--- START EXTRACTED INFORMATION ---
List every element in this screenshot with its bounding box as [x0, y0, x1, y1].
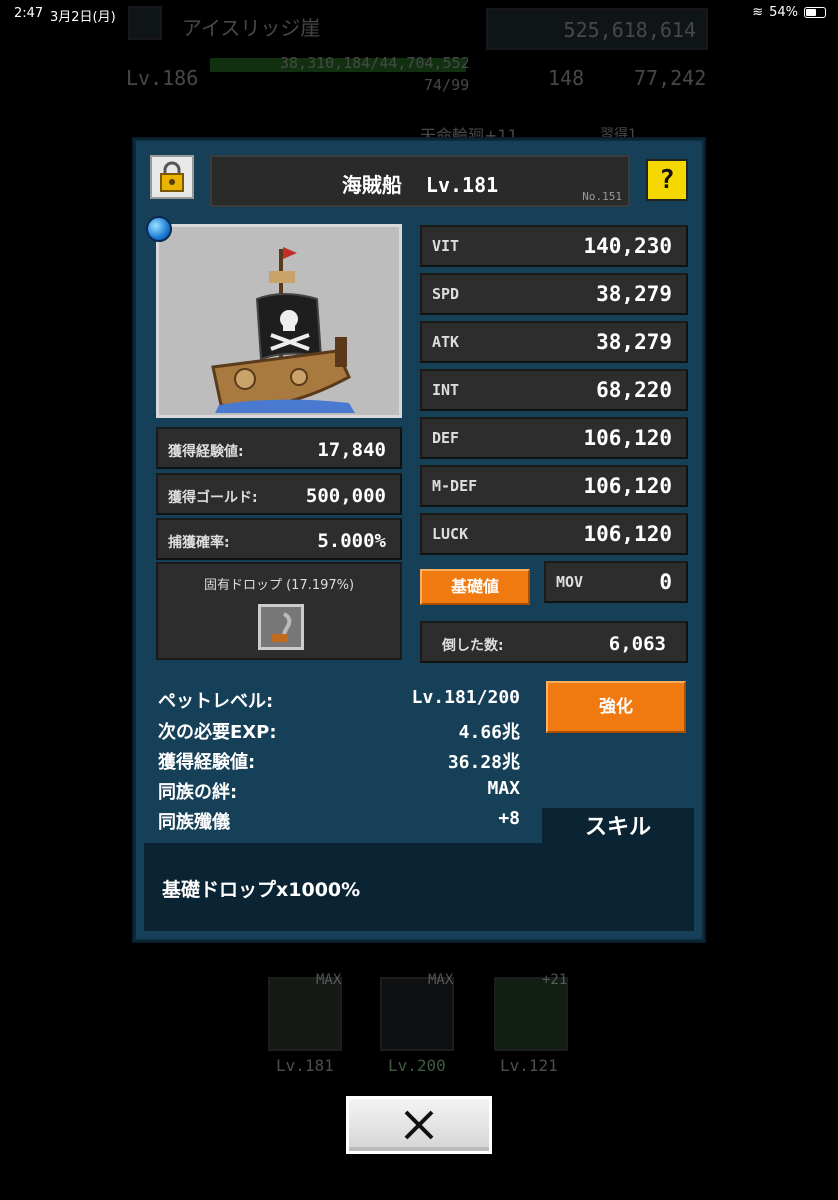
status-date: 3月2日(月) — [50, 10, 116, 25]
defeated-count-row: 倒した数: 6,063 — [420, 621, 688, 663]
pirate-ship-icon — [211, 247, 355, 413]
reward-label: 獲得ゴールド: — [168, 490, 258, 506]
pet-level: Lv.200 — [388, 1056, 446, 1075]
pet-badge: MAX — [316, 972, 342, 988]
reward-row-exp: 獲得経験値: 17,840 — [156, 427, 402, 469]
info-gained-exp: 獲得経験値: 36.28兆 — [158, 748, 520, 774]
stat-value: 140,230 — [583, 234, 672, 258]
stat-value: 106,120 — [583, 474, 672, 498]
reward-label: 捕獲確率: — [168, 535, 230, 551]
pet-slot-1 — [268, 977, 342, 1051]
close-button[interactable] — [346, 1096, 492, 1154]
stat-label: LUCK — [432, 525, 469, 543]
pet-badge: MAX — [428, 972, 454, 988]
gold-value: 525,618,614 — [563, 18, 696, 42]
player-level: Lv.186 — [126, 66, 199, 90]
reward-value: 500,000 — [305, 485, 386, 507]
exp-text: 38,310,184/44,704,552 — [280, 54, 470, 72]
info-value: MAX — [487, 778, 520, 799]
info-value: 36.28兆 — [447, 752, 520, 773]
settings-gear-icon — [128, 6, 162, 40]
location-name: アイスリッジ崖 — [182, 16, 321, 40]
close-icon — [404, 1110, 434, 1140]
stat-row-int: INT 68,220 — [420, 369, 688, 411]
skill-description: 基礎ドロップx1000% — [162, 879, 361, 901]
stat-label: MOV — [556, 573, 584, 591]
unique-drop-panel: 固有ドロップ (17.197%) — [156, 562, 402, 660]
stat-row-def: DEF 106,120 — [420, 417, 688, 459]
stat-label: DEF — [432, 429, 460, 447]
info-label: 次の必要EXP: — [158, 722, 277, 743]
info-value: 4.66兆 — [458, 722, 520, 743]
info-next-exp: 次の必要EXP: 4.66兆 — [158, 718, 520, 744]
stat-row-vit: VIT 140,230 — [420, 225, 688, 267]
info-kin-rite: 同族殲儀 +8 — [158, 808, 520, 834]
help-button[interactable]: ? — [646, 159, 688, 201]
sub-exp-text: 74/99 — [424, 76, 470, 94]
skill-header: スキル — [542, 808, 694, 848]
pet-slot-2 — [380, 977, 454, 1051]
stat-row-mdef: M-DEF 106,120 — [420, 465, 688, 507]
wifi-icon: ≋ — [752, 5, 764, 20]
stat-row-spd: SPD 38,279 — [420, 273, 688, 315]
enhance-button[interactable]: 強化 — [546, 681, 686, 733]
defeated-value: 6,063 — [608, 633, 666, 655]
unique-drop-label: 固有ドロップ (17.197%) — [203, 578, 355, 593]
info-label: 同族の絆: — [158, 782, 238, 803]
stat-row-mov: MOV 0 — [544, 561, 688, 603]
monster-title: 海賊船 Lv.181 — [212, 169, 628, 198]
pet-level: Lv.181 — [276, 1056, 334, 1075]
gold-panel: 525,618,614 — [486, 8, 708, 50]
drop-item-slot[interactable] — [258, 604, 304, 650]
info-kin-bond: 同族の絆: MAX — [158, 778, 520, 804]
info-value: Lv.181/200 — [411, 687, 520, 708]
coin-count: 77,242 — [634, 66, 707, 90]
stat-value: 106,120 — [583, 426, 672, 450]
pet-slot-3 — [494, 977, 568, 1051]
stat-value: 38,279 — [596, 282, 672, 306]
reward-value: 17,840 — [317, 439, 386, 461]
status-icons: ≋ 54% — [752, 5, 826, 20]
stat-row-luck: LUCK 106,120 — [420, 513, 688, 555]
stat-row-atk: ATK 38,279 — [420, 321, 688, 363]
stat-label: M-DEF — [432, 477, 478, 495]
reward-row-capture: 捕獲確率: 5.000% — [156, 518, 402, 560]
info-label: 同族殲儀 — [158, 812, 230, 833]
stat-label: SPD — [432, 285, 460, 303]
stat-label: ATK — [432, 333, 460, 351]
element-water-icon — [146, 216, 172, 242]
stat-value: 106,120 — [583, 522, 672, 546]
base-value-button[interactable]: 基礎値 — [420, 569, 530, 605]
status-time: 2:47 — [14, 6, 44, 21]
gem-count: 148 — [548, 66, 585, 90]
monster-detail-dialog: 海賊船 Lv.181 No.151 ? 獲得経験値: 17,840 獲得ゴールド… — [134, 139, 704, 941]
pet-badge: +21 — [542, 972, 568, 988]
reward-label: 獲得経験値: — [168, 444, 244, 460]
reward-value: 5.000% — [317, 530, 386, 552]
battery-percent: 54% — [769, 5, 798, 20]
reward-row-gold: 獲得ゴールド: 500,000 — [156, 473, 402, 515]
stat-label: INT — [432, 381, 460, 399]
hook-icon — [272, 612, 292, 642]
monster-portrait — [156, 224, 402, 418]
stat-label: VIT — [432, 237, 460, 255]
title-panel: 海賊船 Lv.181 No.151 — [210, 155, 630, 207]
info-value: +8 — [498, 808, 520, 829]
info-pet-level: ペットレベル: Lv.181/200 — [158, 687, 520, 713]
lock-button[interactable] — [150, 155, 194, 199]
padlock-icon — [160, 161, 184, 192]
stat-value: 68,220 — [596, 378, 672, 402]
defeated-label: 倒した数: — [442, 638, 504, 654]
skill-panel: 基礎ドロップx1000% — [144, 843, 694, 931]
info-label: ペットレベル: — [158, 691, 274, 712]
monster-level: Lv.181 — [425, 173, 499, 197]
monster-name: 海賊船 — [341, 173, 402, 197]
battery-icon — [804, 7, 826, 18]
background-hud: アイスリッジ崖 525,618,614 Lv.186 38,310,184/44… — [118, 0, 718, 145]
stat-value: 38,279 — [596, 330, 672, 354]
pet-level: Lv.121 — [500, 1056, 558, 1075]
stat-value: 0 — [659, 570, 672, 594]
monster-number: No.151 — [582, 190, 622, 203]
info-label: 獲得経験値: — [158, 752, 256, 773]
--- END EXTRACTED INFORMATION ---
## PROMPT
Extract every one of the lines above without changing anything, and leave the pictures out.

## SOLUTION TO THIS PROBLEM
List every element in this screenshot with its bounding box as [x0, y0, x1, y1].
status-date: 3月2日(月) — [50, 10, 116, 25]
defeated-count-row: 倒した数: 6,063 — [420, 621, 688, 663]
pirate-ship-icon — [211, 247, 355, 413]
reward-label: 獲得ゴールド: — [168, 490, 258, 506]
pet-level: Lv.200 — [388, 1056, 446, 1075]
pet-badge: MAX — [316, 972, 342, 988]
reward-row-exp: 獲得経験値: 17,840 — [156, 427, 402, 469]
info-gained-exp: 獲得経験値: 36.28兆 — [158, 748, 520, 774]
stat-value: 140,230 — [583, 234, 672, 258]
stat-value: 106,120 — [583, 474, 672, 498]
reward-label: 捕獲確率: — [168, 535, 230, 551]
pet-slot-1 — [268, 977, 342, 1051]
close-button[interactable] — [346, 1096, 492, 1154]
stat-label: LUCK — [432, 525, 469, 543]
pet-badge: MAX — [428, 972, 454, 988]
gold-value: 525,618,614 — [563, 18, 696, 42]
player-level: Lv.186 — [126, 66, 199, 90]
reward-value: 500,000 — [305, 485, 386, 507]
exp-text: 38,310,184/44,704,552 — [280, 54, 470, 72]
info-value: MAX — [487, 778, 520, 799]
info-value: 36.28兆 — [447, 752, 520, 773]
settings-gear-icon — [128, 6, 162, 40]
location-name: アイスリッジ崖 — [182, 16, 321, 40]
close-icon — [404, 1110, 434, 1140]
stat-row-int: INT 68,220 — [420, 369, 688, 411]
skill-description: 基礎ドロップx1000% — [162, 879, 361, 901]
stat-label: MOV — [556, 573, 584, 591]
unique-drop-panel: 固有ドロップ (17.197%) — [156, 562, 402, 660]
stat-row-def: DEF 106,120 — [420, 417, 688, 459]
stat-label: DEF — [432, 429, 460, 447]
info-label: 次の必要EXP: — [158, 722, 277, 743]
info-value: 4.66兆 — [458, 722, 520, 743]
info-next-exp: 次の必要EXP: 4.66兆 — [158, 718, 520, 744]
stat-row-vit: VIT 140,230 — [420, 225, 688, 267]
info-kin-rite: 同族殲儀 +8 — [158, 808, 520, 834]
help-button[interactable]: ? — [646, 159, 688, 201]
sub-exp-text: 74/99 — [424, 76, 470, 94]
skill-header: スキル — [542, 808, 694, 848]
pet-slot-2 — [380, 977, 454, 1051]
stat-row-mdef: M-DEF 106,120 — [420, 465, 688, 507]
wifi-icon: ≋ — [752, 5, 764, 20]
stat-row-spd: SPD 38,279 — [420, 273, 688, 315]
enhance-button[interactable]: 強化 — [546, 681, 686, 733]
defeated-value: 6,063 — [608, 633, 666, 655]
unique-drop-label: 固有ドロップ (17.197%) — [203, 578, 355, 593]
info-label: 同族の絆: — [158, 782, 238, 803]
stat-row-mov: MOV 0 — [544, 561, 688, 603]
monster-title: 海賊船 Lv.181 — [212, 169, 628, 198]
pet-level: Lv.181 — [276, 1056, 334, 1075]
gold-panel: 525,618,614 — [486, 8, 708, 50]
drop-item-slot[interactable] — [258, 604, 304, 650]
info-kin-bond: 同族の絆: MAX — [158, 778, 520, 804]
info-value: Lv.181/200 — [411, 687, 520, 708]
coin-count: 77,242 — [634, 66, 707, 90]
stat-value: 106,120 — [583, 426, 672, 450]
pet-slot-3 — [494, 977, 568, 1051]
stat-value: 38,279 — [596, 282, 672, 306]
reward-value: 17,840 — [317, 439, 386, 461]
status-icons: ≋ 54% — [752, 5, 826, 20]
stat-row-luck: LUCK 106,120 — [420, 513, 688, 555]
stat-row-atk: ATK 38,279 — [420, 321, 688, 363]
stat-label: M-DEF — [432, 477, 478, 495]
reward-row-capture: 捕獲確率: 5.000% — [156, 518, 402, 560]
info-label: 同族殲儀 — [158, 812, 230, 833]
stat-label: SPD — [432, 285, 460, 303]
stat-label: ATK — [432, 333, 460, 351]
element-water-icon — [146, 216, 172, 242]
stat-value: 106,120 — [583, 522, 672, 546]
base-value-button[interactable]: 基礎値 — [420, 569, 530, 605]
status-time: 2:47 — [14, 6, 44, 21]
gem-count: 148 — [548, 66, 585, 90]
monster-detail-dialog: 海賊船 Lv.181 No.151 ? 獲得経験値: 17,840 獲得ゴールド… — [134, 139, 704, 941]
pet-badge: +21 — [542, 972, 568, 988]
reward-label: 獲得経験値: — [168, 444, 244, 460]
reward-value: 5.000% — [317, 530, 386, 552]
battery-percent: 54% — [769, 5, 798, 20]
reward-row-gold: 獲得ゴールド: 500,000 — [156, 473, 402, 515]
stat-label: INT — [432, 381, 460, 399]
hook-icon — [272, 612, 292, 642]
monster-portrait — [156, 224, 402, 418]
stat-label: VIT — [432, 237, 460, 255]
title-panel: 海賊船 Lv.181 No.151 — [210, 155, 630, 207]
info-value: +8 — [498, 808, 520, 829]
info-pet-level: ペットレベル: Lv.181/200 — [158, 687, 520, 713]
lock-button[interactable] — [150, 155, 194, 199]
padlock-icon — [160, 161, 184, 192]
stat-value: 68,220 — [596, 378, 672, 402]
defeated-label: 倒した数: — [442, 638, 504, 654]
skill-panel: 基礎ドロップx1000% — [144, 843, 694, 931]
info-label: ペットレベル: — [158, 691, 274, 712]
monster-level: Lv.181 — [425, 173, 499, 197]
monster-name: 海賊船 — [341, 173, 402, 197]
battery-icon — [804, 7, 826, 18]
background-hud: アイスリッジ崖 525,618,614 Lv.186 38,310,184/44… — [118, 0, 718, 145]
stat-value: 38,279 — [596, 330, 672, 354]
pet-level: Lv.121 — [500, 1056, 558, 1075]
stat-value: 0 — [659, 570, 672, 594]
monster-number: No.151 — [582, 190, 622, 203]
info-label: 獲得経験値: — [158, 752, 256, 773]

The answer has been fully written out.